— Trecho do documento —
.....

O professor do Programa de Pós Graduação em Meio Ambiente e
Desenvolvimento Rural da Universidade de Brasília (UnB) e relator do
Direito Humano à Terra, ao Território e à Alimentação (Plataforma Dhesca
Brasil), Sérgio Sauer avalia o avanço do governo de Dilma Rousseff em
relação à reforma agrária como pífio e defende que a violência sofrida
por militantes de movimentos sociais ligados à reforma agrária é
originada por dois principais motivos: a concentração de terra e a
impunidade.
Confira a entrevista:
O que é e o que faz a Plataforma Dhesca Brasil? Sérgio Sauer
A Plataforma Dhesca é uma rede de entidades e movimentos – mais de 40
ao todo – que lutam em prol dos direitos humanos nas mais diferentes
áreas, como por exemplo, direitos territoriais (de povos indígenas e
comunidades quilombolas), igualdade de gênero e raça, direitos
reprodutivos e de opção sexual, direitos ao meio ambiente, direito à
alimentação adequada, entre vários outros. São organizações da sociedade
civil espalhadas por todo o país que, a partir de noções como a
indivisibilidade dos direitos humanos, se unem para denunciar violações e
em ações de incidência buscando evitar tais violações.

.....

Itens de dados
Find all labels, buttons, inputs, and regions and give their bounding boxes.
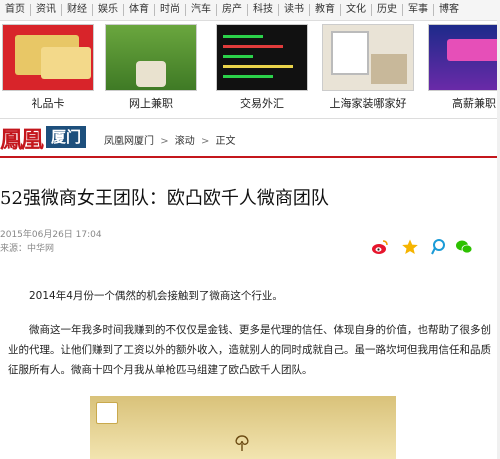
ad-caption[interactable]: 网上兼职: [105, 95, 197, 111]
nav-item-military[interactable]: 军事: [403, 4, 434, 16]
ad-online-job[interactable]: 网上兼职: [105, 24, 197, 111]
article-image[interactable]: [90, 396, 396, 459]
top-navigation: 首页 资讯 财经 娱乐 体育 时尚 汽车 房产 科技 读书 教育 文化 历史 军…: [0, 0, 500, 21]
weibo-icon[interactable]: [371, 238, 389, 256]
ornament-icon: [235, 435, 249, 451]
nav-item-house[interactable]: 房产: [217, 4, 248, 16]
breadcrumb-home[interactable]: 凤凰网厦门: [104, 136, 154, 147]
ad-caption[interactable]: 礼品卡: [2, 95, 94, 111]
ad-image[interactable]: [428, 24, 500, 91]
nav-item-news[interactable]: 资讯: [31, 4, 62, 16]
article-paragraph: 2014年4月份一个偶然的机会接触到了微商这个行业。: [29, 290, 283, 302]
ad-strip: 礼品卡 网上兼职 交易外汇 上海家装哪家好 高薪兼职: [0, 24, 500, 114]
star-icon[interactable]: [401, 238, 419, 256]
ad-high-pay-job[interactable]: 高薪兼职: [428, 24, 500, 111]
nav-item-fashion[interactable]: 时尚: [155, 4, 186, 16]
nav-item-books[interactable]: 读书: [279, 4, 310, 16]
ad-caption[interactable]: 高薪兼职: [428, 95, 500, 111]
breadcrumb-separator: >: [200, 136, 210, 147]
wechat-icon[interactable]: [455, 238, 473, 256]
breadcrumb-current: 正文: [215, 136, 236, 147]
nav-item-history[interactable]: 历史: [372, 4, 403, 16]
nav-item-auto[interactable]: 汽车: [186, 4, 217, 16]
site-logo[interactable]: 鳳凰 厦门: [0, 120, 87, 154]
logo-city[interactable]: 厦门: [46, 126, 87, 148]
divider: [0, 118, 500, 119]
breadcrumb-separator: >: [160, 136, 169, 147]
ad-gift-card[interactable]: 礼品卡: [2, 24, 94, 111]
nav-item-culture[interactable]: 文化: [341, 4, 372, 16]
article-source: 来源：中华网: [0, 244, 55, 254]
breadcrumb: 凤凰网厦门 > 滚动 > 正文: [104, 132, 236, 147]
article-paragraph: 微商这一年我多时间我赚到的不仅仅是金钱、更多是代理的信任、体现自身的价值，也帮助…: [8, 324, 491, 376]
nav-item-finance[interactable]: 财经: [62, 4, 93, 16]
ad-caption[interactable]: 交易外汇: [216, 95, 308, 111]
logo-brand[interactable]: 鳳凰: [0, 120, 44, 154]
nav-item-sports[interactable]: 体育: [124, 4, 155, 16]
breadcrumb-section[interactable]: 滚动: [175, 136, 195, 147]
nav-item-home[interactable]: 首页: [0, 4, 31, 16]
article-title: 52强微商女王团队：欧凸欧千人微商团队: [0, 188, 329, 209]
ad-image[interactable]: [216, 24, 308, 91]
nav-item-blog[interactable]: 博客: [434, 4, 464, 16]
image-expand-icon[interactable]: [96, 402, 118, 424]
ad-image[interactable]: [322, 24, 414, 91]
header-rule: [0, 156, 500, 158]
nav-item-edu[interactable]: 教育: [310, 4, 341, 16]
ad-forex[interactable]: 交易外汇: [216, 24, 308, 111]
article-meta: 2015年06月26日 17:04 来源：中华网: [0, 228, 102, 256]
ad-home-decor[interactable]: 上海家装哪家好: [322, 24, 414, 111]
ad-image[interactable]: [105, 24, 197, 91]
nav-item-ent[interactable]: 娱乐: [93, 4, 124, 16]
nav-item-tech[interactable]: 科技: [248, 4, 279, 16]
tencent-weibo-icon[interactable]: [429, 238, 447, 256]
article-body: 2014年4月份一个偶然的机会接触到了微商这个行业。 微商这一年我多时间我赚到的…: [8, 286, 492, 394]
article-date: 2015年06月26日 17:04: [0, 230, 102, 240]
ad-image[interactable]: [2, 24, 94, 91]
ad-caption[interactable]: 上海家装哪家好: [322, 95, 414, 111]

.....

— Requisitos do exercício —
1. Atualize as linhas de dados, desde a que contém "ad-caption[interactable]: 网上兼职: [105, 95, 197, 111]" até a que contém "ad-caption[interactable]: 交易外汇: [216, 95, 308, 111]", trocando "nav-item" por "menu-item" e mantendo todo o restante inalterado.
2. Dê prosseguimento à entrevista com Sérgio Sauer sobre a reforma agrária, começando após a última frase apresentada.

— Respostas do exercício —
1.
ad-caption[interactable]: 网上兼职: [105, 95, 197, 111]
menu-item-military[interactable]: 军事: [403, 4, 434, 16]
ad-online-job[interactable]: 网上兼职: [105, 24, 197, 111]
article-image[interactable]: [90, 396, 396, 459]
top-navigation: 首页 资讯 财经 娱乐 体育 时尚 汽车 房产 科技 读书 教育 文化 历史 军…: [0, 0, 500, 21]
weibo-icon[interactable]: [371, 238, 389, 256]
ornament-icon: [235, 435, 249, 451]
menu-item-house[interactable]: 房产: [217, 4, 248, 16]
breadcrumb-home[interactable]: 凤凰网厦门: [104, 136, 154, 147]
ad-caption[interactable]: 礼品卡: [2, 95, 94, 111]
ad-image[interactable]: [428, 24, 500, 91]
menu-item-news[interactable]: 资讯: [31, 4, 62, 16]
article-paragraph: 2014年4月份一个偶然的机会接触到了微商这个行业。: [29, 290, 283, 302]
ad-strip: 礼品卡 网上兼职 交易外汇 上海家装哪家好 高薪兼职: [0, 24, 500, 114]
star-icon[interactable]: [401, 238, 419, 256]
ad-high-pay-job[interactable]: 高薪兼职: [428, 24, 500, 111]
menu-item-fashion[interactable]: 时尚: [155, 4, 186, 16]
menu-item-books[interactable]: 读书: [279, 4, 310, 16]
ad-caption[interactable]: 高薪兼职: [428, 95, 500, 111]
breadcrumb-separator: >: [200, 136, 210, 147]
wechat-icon[interactable]: [455, 238, 473, 256]
breadcrumb-current: 正文: [215, 136, 236, 147]
menu-item-history[interactable]: 历史: [372, 4, 403, 16]
menu-item-auto[interactable]: 汽车: [186, 4, 217, 16]
site-logo[interactable]: 鳳凰 厦门: [0, 120, 87, 154]
logo-city[interactable]: 厦门: [46, 126, 87, 148]
divider: [0, 118, 500, 119]
breadcrumb-separator: >: [160, 136, 169, 147]
ad-gift-card[interactable]: 礼品卡: [2, 24, 94, 111]
menu-item-culture[interactable]: 文化: [341, 4, 372, 16]
article-source: 来源：中华网: [0, 244, 55, 254]
breadcrumb: 凤凰网厦门 > 滚动 > 正文: [104, 132, 236, 147]
article-paragraph: 微商这一年我多时间我赚到的不仅仅是金钱、更多是代理的信任、体现自身的价值，也帮助…: [8, 324, 491, 376]
menu-item-finance[interactable]: 财经: [62, 4, 93, 16]
ad-caption[interactable]: 交易外汇: [216, 95, 308, 111]

2.
Além das atividades e lutas de cada organização e movimento social, a
Plataforma criou um trabalho feito por relatores nacionais de direitos
humanos. Inspirando-se nas práticas dos relatores independentes das
Nações Unidas, a Plataforma concebeu e implantou essas relatorias, que
são uma experiência única. Essas possuem reconhecimento de órgãos
governamentais e de entidades da ONU, que participam do processo de
escolha dos relatores e relatoras, que cumprem um mandato de dois anos.
São especialistas, pessoas voluntárias que se dispõem a fazer
incidências em casos de violações.
Atualmente, a Plataforma conta com cinco relatorias, sendo: direito à
terra e território, direito ao meio ambiente, direitos sexuais e
reprodutivos, direito à educação e direito à cidade. Uma das principais
atividades das relatorias é a realização de missões para averiguar e
fazer incidência local e em órgãos nacionais responsáveis em casos de
violações de direitos humanos. Estas missões geram relatórios que são
usados para efetivar as denúncias, divulgar os problemas,violações etc.
Baseado no relatório desenvolvido por vocês, quais áreas são mais críticas atualmente?
Como Relator do Direito Humano à Terra, ao Território e à
Alimentação, posso apontar muitas violações em relação aos direitos
humanos, especialmente o não cumprimento dos direitos territoriais
indígenas. Apesar da excelente atuação do Executivo Federal na
desintrusão [retirada dos não-índios] das terras Xavantes [Terra
Indígena Marãwaitesédé], no norte do Mato Grosso, as violações dos
direitos dos povos Guaranis Kaiowás são absurdas.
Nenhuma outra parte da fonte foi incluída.